→ Given exercise: Among the lines below, count those with "自动开播". Give the total alone.

→ Extracted information:
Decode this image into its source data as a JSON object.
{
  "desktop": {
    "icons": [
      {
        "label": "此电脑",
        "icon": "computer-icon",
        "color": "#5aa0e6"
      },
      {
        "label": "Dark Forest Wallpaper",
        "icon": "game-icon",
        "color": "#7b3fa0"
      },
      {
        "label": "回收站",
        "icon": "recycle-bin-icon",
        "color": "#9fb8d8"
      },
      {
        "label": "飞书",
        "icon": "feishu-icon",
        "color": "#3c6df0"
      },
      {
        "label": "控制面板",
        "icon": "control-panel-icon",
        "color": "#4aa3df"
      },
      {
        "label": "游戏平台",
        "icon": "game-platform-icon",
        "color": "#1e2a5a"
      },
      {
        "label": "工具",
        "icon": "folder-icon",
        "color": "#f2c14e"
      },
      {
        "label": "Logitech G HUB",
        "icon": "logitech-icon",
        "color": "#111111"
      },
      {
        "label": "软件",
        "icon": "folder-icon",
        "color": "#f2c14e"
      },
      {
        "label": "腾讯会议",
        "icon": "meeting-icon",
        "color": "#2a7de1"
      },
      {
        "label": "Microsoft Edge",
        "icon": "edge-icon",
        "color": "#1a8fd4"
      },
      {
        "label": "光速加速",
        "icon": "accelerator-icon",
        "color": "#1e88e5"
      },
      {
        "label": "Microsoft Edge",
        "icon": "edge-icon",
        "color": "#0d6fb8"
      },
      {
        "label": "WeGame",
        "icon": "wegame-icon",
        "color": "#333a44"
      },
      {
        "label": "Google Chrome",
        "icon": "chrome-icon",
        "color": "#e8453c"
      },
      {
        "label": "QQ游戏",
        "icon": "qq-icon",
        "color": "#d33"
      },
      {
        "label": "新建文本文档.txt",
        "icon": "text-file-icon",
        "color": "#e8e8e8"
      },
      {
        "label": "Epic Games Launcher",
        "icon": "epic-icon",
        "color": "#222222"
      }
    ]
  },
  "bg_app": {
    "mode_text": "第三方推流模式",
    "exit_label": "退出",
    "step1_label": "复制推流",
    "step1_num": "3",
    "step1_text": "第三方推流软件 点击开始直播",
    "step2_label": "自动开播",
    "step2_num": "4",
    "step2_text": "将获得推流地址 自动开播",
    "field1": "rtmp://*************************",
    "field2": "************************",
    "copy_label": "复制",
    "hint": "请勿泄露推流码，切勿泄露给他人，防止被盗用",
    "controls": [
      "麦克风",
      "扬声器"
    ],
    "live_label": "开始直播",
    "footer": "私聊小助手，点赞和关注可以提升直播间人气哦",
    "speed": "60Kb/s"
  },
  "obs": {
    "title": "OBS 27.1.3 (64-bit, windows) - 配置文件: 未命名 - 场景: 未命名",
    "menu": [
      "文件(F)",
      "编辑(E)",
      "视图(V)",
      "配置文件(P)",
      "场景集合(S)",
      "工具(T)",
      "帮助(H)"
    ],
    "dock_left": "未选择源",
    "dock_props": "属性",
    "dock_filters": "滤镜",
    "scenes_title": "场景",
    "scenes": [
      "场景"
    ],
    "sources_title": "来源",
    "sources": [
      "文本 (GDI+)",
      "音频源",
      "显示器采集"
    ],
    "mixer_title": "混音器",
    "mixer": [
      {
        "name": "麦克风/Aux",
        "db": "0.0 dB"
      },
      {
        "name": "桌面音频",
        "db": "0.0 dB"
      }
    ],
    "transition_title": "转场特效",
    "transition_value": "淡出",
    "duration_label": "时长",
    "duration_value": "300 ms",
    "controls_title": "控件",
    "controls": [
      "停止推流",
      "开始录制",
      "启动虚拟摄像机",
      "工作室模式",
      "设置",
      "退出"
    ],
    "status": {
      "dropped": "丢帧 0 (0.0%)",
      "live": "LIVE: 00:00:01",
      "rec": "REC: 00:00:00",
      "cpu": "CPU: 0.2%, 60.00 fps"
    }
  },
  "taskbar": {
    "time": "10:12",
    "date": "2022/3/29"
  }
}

→ Finished task: 2